### Short problem:
Would you retype all of these records exactly?

### Data entries:
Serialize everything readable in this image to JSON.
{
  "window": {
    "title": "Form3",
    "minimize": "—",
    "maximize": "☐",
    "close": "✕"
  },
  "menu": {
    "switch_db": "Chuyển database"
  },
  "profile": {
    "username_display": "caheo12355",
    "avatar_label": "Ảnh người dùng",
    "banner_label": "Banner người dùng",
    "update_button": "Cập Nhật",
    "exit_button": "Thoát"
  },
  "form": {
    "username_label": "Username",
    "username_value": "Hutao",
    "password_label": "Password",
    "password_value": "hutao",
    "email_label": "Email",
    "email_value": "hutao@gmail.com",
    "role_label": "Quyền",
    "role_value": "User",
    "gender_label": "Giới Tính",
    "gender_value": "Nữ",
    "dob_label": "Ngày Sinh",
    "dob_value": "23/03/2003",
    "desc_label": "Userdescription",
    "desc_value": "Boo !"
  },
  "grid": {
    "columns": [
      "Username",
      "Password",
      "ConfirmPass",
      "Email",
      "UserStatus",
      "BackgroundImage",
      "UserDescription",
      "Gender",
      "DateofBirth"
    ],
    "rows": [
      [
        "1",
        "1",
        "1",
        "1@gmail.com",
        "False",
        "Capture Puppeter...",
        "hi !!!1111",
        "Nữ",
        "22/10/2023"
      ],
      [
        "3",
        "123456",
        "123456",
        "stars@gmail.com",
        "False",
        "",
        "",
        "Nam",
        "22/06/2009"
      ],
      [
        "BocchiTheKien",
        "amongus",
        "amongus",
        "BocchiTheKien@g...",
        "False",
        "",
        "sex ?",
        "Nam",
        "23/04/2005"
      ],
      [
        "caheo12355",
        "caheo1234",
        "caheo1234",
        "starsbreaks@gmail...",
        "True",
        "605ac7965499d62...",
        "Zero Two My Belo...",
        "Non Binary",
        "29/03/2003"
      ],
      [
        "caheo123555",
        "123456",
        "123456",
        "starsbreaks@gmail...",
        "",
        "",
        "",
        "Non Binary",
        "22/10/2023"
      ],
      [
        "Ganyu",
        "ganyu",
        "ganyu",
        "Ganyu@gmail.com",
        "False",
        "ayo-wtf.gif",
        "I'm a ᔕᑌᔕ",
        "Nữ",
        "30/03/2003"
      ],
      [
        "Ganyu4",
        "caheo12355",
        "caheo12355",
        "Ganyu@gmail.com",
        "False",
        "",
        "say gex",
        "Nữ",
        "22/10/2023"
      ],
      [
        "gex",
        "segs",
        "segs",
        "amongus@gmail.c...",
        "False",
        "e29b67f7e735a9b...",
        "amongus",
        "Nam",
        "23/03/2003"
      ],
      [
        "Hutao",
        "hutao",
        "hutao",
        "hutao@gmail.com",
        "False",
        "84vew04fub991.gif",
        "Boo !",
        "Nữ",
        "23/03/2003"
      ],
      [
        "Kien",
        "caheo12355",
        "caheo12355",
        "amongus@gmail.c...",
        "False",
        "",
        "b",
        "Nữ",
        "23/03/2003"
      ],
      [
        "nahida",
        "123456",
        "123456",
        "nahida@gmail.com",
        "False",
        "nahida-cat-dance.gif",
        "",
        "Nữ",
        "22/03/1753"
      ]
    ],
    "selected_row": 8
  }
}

### Completed task:
Serialize everything readable in this image to JSON.
{
  "window": {
    "title": "Form3",
    "minimize": "—",
    "maximize": "☐",
    "close": "✕"
  },
  "menu": {
    "switch_db": "Chuyển database"
  },
  "profile": {
    "username_display": "caheo12355",
    "avatar_label": "Ảnh người dùng",
    "banner_label": "Banner người dùng",
    "update_button": "Cập Nhật",
    "exit_button": "Thoát"
  },
  "form": {
    "username_label": "Username",
    "username_value": "Hutao",
    "password_label": "Password",
    "password_value": "hutao",
    "email_label": "Email",
    "email_value": "hutao@gmail.com",
    "role_label": "Quyền",
    "role_value": "User",
    "gender_label": "Giới Tính",
    "gender_value": "Nữ",
    "dob_label": "Ngày Sinh",
    "dob_value": "23/03/2003",
    "desc_label": "Userdescription",
    "desc_value": "Boo !"
  },
  "grid": {
    "columns": [
      "Username",
      "Password",
      "ConfirmPass",
      "Email",
      "UserStatus",
      "BackgroundImage",
      "UserDescription",
      "Gender",
      "DateofBirth"
    ],
    "rows": [
      [
        "1",
        "1",
        "1",
        "1@gmail.com",
        "False",
        "Capture Puppeter...",
        "hi !!!1111",
        "Nữ",
        "22/10/2023"
      ],
      [
        "3",
        "123456",
        "123456",
        "stars@gmail.com",
        "False",
        "",
        "",
        "Nam",
        "22/06/2009"
      ],
      [
        "BocchiTheKien",
        "amongus",
        "amongus",
        "BocchiTheKien@g...",
        "False",
        "",
        "sex ?",
        "Nam",
        "23/04/2005"
      ],
      [
        "caheo12355",
        "caheo1234",
        "caheo1234",
        "starsbreaks@gmail...",
        "True",
        "605ac7965499d62...",
        "Zero Two My Belo...",
        "Non Binary",
        "29/03/2003"
      ],
      [
        "caheo123555",
        "123456",
        "123456",
        "starsbreaks@gmail...",
        "",
        "",
        "",
        "Non Binary",
        "22/10/2023"
      ],
      [
        "Ganyu",
        "ganyu",
        "ganyu",
        "Ganyu@gmail.com",
        "False",
        "ayo-wtf.gif",
        "I'm a ᔕᑌᔕ",
        "Nữ",
        "30/03/2003"
      ],
      [
        "Ganyu4",
        "caheo12355",
        "caheo12355",
        "Ganyu@gmail.com",
        "False",
        "",
        "say gex",
        "Nữ",
        "22/10/2023"
      ],
      [
        "gex",
        "segs",
        "segs",
        "amongus@gmail.c...",
        "False",
        "e29b67f7e735a9b...",
        "amongus",
        "Nam",
        "23/03/2003"
      ],
      [
        "Hutao",
        "hutao",
        "hutao",
        "hutao@gmail.com",
        "False",
        "84vew04fub991.gif",
        "Boo !",
        "Nữ",
        "23/03/2003"
      ],
      [
        "Kien",
        "caheo12355",
        "caheo12355",
        "amongus@gmail.c...",
        "False",
        "",
        "b",
        "Nữ",
        "23/03/2003"
      ],
      [
        "nahida",
        "123456",
        "123456",
        "nahida@gmail.com",
        "False",
        "nahida-cat-dance.gif",
        "",
        "Nữ",
        "22/03/1753"
      ]
    ],
    "selected_row": 8
  }
}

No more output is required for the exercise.